Exercise task
Copy each entry as it stands, leaving nothing out.

(Dataset entries)
——————————

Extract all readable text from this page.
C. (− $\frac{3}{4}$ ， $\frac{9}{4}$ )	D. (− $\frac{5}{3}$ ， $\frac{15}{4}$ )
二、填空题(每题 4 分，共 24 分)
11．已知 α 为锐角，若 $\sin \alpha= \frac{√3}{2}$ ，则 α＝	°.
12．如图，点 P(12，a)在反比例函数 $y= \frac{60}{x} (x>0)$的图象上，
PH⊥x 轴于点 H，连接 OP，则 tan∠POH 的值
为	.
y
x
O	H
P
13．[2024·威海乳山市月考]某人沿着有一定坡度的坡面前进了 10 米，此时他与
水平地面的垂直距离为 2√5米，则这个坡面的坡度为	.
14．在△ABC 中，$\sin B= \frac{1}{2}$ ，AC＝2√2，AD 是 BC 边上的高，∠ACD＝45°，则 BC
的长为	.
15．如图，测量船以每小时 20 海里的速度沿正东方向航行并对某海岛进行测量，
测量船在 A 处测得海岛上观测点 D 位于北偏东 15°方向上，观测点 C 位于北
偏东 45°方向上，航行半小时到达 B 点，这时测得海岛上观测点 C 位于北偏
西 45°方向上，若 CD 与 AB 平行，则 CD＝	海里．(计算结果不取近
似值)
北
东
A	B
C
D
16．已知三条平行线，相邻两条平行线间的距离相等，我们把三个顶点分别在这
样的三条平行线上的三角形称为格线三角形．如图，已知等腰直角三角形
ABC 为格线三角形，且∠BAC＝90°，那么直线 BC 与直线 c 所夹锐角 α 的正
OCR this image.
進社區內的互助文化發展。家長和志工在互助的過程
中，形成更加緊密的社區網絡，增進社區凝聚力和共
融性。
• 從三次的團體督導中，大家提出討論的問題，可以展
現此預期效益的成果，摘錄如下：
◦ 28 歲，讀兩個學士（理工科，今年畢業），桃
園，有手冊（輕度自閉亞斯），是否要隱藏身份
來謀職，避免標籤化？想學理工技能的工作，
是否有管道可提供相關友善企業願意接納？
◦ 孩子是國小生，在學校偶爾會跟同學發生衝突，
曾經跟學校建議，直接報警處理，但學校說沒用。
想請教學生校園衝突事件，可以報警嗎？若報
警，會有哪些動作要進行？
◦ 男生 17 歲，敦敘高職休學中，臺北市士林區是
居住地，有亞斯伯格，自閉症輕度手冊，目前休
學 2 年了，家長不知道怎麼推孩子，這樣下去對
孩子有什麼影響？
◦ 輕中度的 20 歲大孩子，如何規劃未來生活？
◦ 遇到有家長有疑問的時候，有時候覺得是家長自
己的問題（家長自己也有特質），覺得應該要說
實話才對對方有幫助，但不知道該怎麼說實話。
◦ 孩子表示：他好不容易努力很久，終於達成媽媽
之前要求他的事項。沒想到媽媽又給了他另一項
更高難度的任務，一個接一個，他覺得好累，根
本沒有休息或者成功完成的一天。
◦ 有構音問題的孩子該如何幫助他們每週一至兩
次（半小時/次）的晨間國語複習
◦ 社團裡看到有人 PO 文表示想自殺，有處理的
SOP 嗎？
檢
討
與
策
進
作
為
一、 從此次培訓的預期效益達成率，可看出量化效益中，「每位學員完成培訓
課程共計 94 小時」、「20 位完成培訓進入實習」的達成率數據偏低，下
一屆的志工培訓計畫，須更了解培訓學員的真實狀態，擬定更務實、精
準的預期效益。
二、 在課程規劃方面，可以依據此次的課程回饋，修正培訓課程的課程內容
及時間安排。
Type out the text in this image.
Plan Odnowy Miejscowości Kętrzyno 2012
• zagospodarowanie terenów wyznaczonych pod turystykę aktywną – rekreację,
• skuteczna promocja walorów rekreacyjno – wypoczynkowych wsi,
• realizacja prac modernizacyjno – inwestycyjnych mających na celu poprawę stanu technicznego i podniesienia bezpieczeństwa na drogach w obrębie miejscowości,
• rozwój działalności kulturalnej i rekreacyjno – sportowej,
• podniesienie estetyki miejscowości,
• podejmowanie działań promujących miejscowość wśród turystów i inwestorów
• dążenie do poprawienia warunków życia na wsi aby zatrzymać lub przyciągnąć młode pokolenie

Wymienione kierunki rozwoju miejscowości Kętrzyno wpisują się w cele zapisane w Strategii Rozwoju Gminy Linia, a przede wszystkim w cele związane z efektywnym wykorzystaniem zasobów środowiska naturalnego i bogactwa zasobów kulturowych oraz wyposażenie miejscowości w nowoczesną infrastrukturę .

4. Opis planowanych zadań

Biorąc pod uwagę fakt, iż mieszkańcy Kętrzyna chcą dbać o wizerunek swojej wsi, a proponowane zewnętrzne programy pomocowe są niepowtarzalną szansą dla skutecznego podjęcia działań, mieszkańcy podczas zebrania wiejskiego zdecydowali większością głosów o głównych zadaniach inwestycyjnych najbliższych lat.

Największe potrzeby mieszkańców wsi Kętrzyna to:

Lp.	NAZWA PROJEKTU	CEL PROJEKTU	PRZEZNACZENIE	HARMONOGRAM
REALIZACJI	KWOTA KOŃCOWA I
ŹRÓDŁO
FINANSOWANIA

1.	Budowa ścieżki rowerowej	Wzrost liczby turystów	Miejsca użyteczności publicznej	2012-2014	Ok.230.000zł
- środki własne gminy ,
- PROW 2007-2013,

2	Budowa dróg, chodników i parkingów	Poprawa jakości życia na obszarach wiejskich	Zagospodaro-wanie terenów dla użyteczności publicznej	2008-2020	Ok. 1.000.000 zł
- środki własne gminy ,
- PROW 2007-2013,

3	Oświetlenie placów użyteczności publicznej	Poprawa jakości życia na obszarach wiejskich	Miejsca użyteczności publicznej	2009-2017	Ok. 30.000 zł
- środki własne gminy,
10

——————————

Answer to the task
Extract all readable text from this page.
C. (− $\frac{3}{4}$ ， $\frac{9}{4}$ )	D. (− $\frac{5}{3}$ ， $\frac{15}{4}$ )
二、填空题(每题 4 分，共 24 分)
11．已知 α 为锐角，若 $\sin \alpha= \frac{√3}{2}$ ，则 α＝	°.
12．如图，点 P(12，a)在反比例函数 $y= \frac{60}{x} (x>0)$的图象上，
PH⊥x 轴于点 H，连接 OP，则 tan∠POH 的值
为	.
y
x
O	H
P
13．[2024·威海乳山市月考]某人沿着有一定坡度的坡面前进了 10 米，此时他与
水平地面的垂直距离为 2√5米，则这个坡面的坡度为	.
14．在△ABC 中，$\sin B= \frac{1}{2}$ ，AC＝2√2，AD 是 BC 边上的高，∠ACD＝45°，则 BC
的长为	.
15．如图，测量船以每小时 20 海里的速度沿正东方向航行并对某海岛进行测量，
测量船在 A 处测得海岛上观测点 D 位于北偏东 15°方向上，观测点 C 位于北
偏东 45°方向上，航行半小时到达 B 点，这时测得海岛上观测点 C 位于北偏
西 45°方向上，若 CD 与 AB 平行，则 CD＝	海里．(计算结果不取近
似值)
北
东
A	B
C
D
16．已知三条平行线，相邻两条平行线间的距离相等，我们把三个顶点分别在这
样的三条平行线上的三角形称为格线三角形．如图，已知等腰直角三角形
ABC 为格线三角形，且∠BAC＝90°，那么直线 BC 与直线 c 所夹锐角 α 的正
OCR this image.
進社區內的互助文化發展。家長和志工在互助的過程
中，形成更加緊密的社區網絡，增進社區凝聚力和共
融性。
• 從三次的團體督導中，大家提出討論的問題，可以展
現此預期效益的成果，摘錄如下：
◦ 28 歲，讀兩個學士（理工科，今年畢業），桃
園，有手冊（輕度自閉亞斯），是否要隱藏身份
來謀職，避免標籤化？想學理工技能的工作，
是否有管道可提供相關友善企業願意接納？
◦ 孩子是國小生，在學校偶爾會跟同學發生衝突，
曾經跟學校建議，直接報警處理，但學校說沒用。
想請教學生校園衝突事件，可以報警嗎？若報
警，會有哪些動作要進行？
◦ 男生 17 歲，敦敘高職休學中，臺北市士林區是
居住地，有亞斯伯格，自閉症輕度手冊，目前休
學 2 年了，家長不知道怎麼推孩子，這樣下去對
孩子有什麼影響？
◦ 輕中度的 20 歲大孩子，如何規劃未來生活？
◦ 遇到有家長有疑問的時候，有時候覺得是家長自
己的問題（家長自己也有特質），覺得應該要說
實話才對對方有幫助，但不知道該怎麼說實話。
◦ 孩子表示：他好不容易努力很久，終於達成媽媽
之前要求他的事項。沒想到媽媽又給了他另一項
更高難度的任務，一個接一個，他覺得好累，根
本沒有休息或者成功完成的一天。
◦ 有構音問題的孩子該如何幫助他們每週一至兩
次（半小時/次）的晨間國語複習
◦ 社團裡看到有人 PO 文表示想自殺，有處理的
SOP 嗎？
檢
討
與
策
進
作
為
一、 從此次培訓的預期效益達成率，可看出量化效益中，「每位學員完成培訓
課程共計 94 小時」、「20 位完成培訓進入實習」的達成率數據偏低，下
一屆的志工培訓計畫，須更了解培訓學員的真實狀態，擬定更務實、精
準的預期效益。
二、 在課程規劃方面，可以依據此次的課程回饋，修正培訓課程的課程內容
及時間安排。
Type out the text in this image.
Plan Odnowy Miejscowości Kętrzyno 2012
• zagospodarowanie terenów wyznaczonych pod turystykę aktywną – rekreację,
• skuteczna promocja walorów rekreacyjno – wypoczynkowych wsi,
• realizacja prac modernizacyjno – inwestycyjnych mających na celu poprawę stanu technicznego i podniesienia bezpieczeństwa na drogach w obrębie miejscowości,
• rozwój działalności kulturalnej i rekreacyjno – sportowej,
• podniesienie estetyki miejscowości,
• podejmowanie działań promujących miejscowość wśród turystów i inwestorów
• dążenie do poprawienia warunków życia na wsi aby zatrzymać lub przyciągnąć młode pokolenie

Wymienione kierunki rozwoju miejscowości Kętrzyno wpisują się w cele zapisane w Strategii Rozwoju Gminy Linia, a przede wszystkim w cele związane z efektywnym wykorzystaniem zasobów środowiska naturalnego i bogactwa zasobów kulturowych oraz wyposażenie miejscowości w nowoczesną infrastrukturę .

4. Opis planowanych zadań

Biorąc pod uwagę fakt, iż mieszkańcy Kętrzyna chcą dbać o wizerunek swojej wsi, a proponowane zewnętrzne programy pomocowe są niepowtarzalną szansą dla skutecznego podjęcia działań, mieszkańcy podczas zebrania wiejskiego zdecydowali większością głosów o głównych zadaniach inwestycyjnych najbliższych lat.

Największe potrzeby mieszkańców wsi Kętrzyna to:

Lp.	NAZWA PROJEKTU	CEL PROJEKTU	PRZEZNACZENIE	HARMONOGRAM
REALIZACJI	KWOTA KOŃCOWA I
ŹRÓDŁO
FINANSOWANIA

1.	Budowa ścieżki rowerowej	Wzrost liczby turystów	Miejsca użyteczności publicznej	2012-2014	Ok.230.000zł
- środki własne gminy ,
- PROW 2007-2013,

2	Budowa dróg, chodników i parkingów	Poprawa jakości życia na obszarach wiejskich	Zagospodaro-wanie terenów dla użyteczności publicznej	2008-2020	Ok. 1.000.000 zł
- środki własne gminy ,
- PROW 2007-2013,

3	Oświetlenie placów użyteczności publicznej	Poprawa jakości życia na obszarach wiejskich	Miejsca użyteczności publicznej	2009-2017	Ok. 30.000 zł
- środki własne gminy,
10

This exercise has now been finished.